*The input:*

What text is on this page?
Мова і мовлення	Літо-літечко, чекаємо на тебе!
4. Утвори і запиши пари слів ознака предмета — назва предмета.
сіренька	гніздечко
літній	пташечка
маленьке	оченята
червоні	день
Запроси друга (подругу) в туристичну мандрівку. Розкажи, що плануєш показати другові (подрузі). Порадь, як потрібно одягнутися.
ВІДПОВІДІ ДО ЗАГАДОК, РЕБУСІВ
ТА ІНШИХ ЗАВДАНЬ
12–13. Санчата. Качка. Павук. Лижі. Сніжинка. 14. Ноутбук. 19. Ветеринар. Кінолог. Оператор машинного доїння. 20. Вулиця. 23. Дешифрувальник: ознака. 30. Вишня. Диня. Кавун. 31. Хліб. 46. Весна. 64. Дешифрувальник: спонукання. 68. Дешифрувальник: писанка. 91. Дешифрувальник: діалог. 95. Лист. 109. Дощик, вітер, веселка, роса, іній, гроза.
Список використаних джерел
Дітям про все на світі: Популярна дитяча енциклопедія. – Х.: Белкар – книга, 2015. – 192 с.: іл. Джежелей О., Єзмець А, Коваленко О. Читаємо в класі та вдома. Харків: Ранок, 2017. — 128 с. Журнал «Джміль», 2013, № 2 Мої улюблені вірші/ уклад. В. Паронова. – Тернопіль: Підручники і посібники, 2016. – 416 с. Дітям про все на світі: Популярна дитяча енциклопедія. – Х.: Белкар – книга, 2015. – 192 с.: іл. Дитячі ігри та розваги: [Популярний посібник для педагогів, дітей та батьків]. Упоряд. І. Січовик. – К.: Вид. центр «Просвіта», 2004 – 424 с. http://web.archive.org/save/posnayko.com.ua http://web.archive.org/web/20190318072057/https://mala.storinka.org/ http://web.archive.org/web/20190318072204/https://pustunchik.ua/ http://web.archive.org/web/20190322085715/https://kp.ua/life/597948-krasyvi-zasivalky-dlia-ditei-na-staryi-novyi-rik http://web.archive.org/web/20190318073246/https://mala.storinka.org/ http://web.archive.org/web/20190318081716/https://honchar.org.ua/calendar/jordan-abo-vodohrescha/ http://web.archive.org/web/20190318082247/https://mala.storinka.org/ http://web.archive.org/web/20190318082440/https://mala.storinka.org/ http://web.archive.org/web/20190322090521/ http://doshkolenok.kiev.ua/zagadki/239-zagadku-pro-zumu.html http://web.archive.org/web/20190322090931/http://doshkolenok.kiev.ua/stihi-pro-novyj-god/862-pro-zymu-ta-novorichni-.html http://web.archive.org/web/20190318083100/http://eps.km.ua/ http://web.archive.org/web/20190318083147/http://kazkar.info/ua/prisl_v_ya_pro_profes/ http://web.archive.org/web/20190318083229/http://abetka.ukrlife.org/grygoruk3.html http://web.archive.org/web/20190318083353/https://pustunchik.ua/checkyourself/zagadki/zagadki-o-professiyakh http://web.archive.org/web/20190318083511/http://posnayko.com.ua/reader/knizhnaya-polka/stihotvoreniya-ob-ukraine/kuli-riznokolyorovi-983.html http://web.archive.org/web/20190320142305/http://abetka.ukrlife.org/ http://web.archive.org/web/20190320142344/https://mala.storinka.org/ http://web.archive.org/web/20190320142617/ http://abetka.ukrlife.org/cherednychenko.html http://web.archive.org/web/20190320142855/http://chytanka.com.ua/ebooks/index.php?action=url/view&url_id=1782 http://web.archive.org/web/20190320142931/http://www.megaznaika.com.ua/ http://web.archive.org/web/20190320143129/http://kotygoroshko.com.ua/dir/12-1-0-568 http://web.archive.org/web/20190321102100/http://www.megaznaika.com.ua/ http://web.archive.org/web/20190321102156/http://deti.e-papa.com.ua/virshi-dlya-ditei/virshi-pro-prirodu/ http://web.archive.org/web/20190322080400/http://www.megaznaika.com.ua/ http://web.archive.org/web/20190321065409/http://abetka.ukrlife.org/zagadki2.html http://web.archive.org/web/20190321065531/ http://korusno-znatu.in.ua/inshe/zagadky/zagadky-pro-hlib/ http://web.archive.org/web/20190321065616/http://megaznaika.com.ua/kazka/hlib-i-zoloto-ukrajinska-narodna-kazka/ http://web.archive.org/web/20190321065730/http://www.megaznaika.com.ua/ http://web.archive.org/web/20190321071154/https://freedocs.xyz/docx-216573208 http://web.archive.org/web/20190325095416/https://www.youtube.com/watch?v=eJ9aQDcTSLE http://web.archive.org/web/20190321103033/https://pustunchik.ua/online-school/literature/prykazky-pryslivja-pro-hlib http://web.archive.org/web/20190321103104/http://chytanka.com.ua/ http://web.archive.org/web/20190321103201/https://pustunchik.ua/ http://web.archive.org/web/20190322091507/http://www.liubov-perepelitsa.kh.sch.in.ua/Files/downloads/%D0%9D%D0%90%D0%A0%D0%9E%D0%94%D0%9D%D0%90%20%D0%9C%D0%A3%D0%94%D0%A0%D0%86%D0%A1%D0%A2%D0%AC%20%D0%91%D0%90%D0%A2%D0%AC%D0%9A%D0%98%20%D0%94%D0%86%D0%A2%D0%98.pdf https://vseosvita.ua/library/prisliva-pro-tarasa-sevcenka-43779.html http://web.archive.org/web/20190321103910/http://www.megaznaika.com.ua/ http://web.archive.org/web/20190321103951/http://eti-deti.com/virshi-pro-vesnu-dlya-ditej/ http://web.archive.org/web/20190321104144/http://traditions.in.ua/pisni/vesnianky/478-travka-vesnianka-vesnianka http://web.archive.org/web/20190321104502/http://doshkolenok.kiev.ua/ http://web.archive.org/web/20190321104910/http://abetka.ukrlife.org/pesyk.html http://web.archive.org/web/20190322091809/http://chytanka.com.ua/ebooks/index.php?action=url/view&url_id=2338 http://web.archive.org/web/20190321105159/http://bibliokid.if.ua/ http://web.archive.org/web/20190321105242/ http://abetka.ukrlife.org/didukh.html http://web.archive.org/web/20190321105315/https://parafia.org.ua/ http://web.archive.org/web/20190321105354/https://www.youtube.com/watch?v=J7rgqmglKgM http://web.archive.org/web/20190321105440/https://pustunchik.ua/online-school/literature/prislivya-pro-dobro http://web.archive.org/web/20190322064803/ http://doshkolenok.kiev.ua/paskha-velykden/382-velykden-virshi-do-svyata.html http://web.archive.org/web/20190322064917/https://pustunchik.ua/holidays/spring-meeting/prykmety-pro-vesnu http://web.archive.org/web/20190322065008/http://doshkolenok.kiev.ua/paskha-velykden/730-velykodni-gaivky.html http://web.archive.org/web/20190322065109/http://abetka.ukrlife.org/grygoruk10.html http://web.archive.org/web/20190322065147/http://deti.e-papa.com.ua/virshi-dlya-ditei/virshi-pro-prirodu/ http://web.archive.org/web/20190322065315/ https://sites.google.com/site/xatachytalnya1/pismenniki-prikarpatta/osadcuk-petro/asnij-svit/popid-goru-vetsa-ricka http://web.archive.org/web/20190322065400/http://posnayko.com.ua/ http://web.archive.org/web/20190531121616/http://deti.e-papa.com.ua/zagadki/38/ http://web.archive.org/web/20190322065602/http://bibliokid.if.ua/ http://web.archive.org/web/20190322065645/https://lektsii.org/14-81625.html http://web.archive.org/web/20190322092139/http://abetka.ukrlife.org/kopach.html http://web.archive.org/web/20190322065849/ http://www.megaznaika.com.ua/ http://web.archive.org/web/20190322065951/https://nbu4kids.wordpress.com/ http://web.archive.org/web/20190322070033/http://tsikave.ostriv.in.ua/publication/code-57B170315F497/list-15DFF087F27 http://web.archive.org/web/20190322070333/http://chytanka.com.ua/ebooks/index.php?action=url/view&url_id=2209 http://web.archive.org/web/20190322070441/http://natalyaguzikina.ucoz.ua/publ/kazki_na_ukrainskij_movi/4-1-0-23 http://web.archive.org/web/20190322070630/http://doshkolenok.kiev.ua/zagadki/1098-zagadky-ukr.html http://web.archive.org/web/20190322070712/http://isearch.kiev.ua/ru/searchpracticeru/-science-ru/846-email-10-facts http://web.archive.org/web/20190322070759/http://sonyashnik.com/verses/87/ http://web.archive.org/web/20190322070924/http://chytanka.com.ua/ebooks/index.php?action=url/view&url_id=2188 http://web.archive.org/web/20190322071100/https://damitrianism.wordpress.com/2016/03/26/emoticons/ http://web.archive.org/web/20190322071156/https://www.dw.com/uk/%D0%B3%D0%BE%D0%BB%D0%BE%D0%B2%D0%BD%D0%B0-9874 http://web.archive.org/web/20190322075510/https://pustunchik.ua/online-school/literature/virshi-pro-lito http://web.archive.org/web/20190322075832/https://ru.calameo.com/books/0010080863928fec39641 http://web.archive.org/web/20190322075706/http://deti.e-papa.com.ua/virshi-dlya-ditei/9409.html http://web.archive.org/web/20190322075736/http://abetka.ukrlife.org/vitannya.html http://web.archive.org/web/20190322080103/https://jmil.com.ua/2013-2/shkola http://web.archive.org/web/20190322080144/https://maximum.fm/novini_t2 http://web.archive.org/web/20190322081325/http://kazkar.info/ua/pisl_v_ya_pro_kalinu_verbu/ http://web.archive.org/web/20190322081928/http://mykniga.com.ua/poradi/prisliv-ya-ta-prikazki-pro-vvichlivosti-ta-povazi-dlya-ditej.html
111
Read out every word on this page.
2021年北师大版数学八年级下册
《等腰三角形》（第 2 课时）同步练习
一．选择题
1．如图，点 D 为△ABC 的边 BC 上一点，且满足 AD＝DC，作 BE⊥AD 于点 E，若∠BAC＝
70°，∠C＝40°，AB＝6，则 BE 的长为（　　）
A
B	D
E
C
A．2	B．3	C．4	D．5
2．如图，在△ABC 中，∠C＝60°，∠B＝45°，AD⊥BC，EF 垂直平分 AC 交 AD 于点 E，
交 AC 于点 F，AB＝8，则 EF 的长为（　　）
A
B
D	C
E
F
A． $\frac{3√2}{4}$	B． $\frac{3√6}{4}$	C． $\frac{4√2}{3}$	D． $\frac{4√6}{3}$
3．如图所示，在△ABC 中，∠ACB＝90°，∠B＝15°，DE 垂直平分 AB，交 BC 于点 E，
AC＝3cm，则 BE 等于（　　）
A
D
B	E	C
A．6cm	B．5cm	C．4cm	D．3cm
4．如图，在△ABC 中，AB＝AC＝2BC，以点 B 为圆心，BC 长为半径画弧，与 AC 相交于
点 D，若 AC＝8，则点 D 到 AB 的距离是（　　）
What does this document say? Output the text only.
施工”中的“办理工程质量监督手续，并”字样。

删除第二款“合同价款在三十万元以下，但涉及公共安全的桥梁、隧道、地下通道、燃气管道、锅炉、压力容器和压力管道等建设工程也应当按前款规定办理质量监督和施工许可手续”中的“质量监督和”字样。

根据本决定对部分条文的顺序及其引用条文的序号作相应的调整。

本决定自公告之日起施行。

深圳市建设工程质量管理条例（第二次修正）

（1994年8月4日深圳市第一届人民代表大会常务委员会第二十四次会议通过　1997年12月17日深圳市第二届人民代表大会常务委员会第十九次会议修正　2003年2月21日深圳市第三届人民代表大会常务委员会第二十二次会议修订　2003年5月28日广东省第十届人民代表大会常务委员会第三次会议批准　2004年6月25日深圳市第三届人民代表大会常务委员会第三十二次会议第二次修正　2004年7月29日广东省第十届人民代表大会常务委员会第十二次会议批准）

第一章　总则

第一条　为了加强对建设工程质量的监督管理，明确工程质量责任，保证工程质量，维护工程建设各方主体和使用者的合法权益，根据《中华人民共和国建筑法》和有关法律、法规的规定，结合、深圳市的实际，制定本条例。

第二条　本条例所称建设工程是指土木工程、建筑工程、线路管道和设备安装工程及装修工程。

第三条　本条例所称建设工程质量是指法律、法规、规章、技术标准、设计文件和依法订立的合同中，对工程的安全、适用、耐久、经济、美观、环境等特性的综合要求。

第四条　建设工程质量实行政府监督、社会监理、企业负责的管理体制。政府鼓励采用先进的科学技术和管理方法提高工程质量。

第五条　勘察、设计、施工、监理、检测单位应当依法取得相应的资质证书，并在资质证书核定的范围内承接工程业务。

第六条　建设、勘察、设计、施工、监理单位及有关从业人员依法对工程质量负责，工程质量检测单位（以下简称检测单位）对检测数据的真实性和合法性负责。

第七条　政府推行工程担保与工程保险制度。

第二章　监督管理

*Problem to solve:* Identify lines with the string "ознака". Copy each one.

*Result of this task:*
4. Утвори і запиши пари слів ознака предмета — назва предмета.
12–13. Санчата. Качка. Павук. Лижі. Сніжинка. 14. Ноутбук. 19. Ветеринар. Кінолог. Оператор машинного доїння. 20. Вулиця. 23. Дешифрувальник: ознака. 30. Вишня. Диня. Кавун. 31. Хліб. 46. Весна. 64. Дешифрувальник: спонукання. 68. Дешифрувальник: писанка. 91. Дешифрувальник: діалог. 95. Лист. 109. Дощик, вітер, веселка, роса, іній, гроза.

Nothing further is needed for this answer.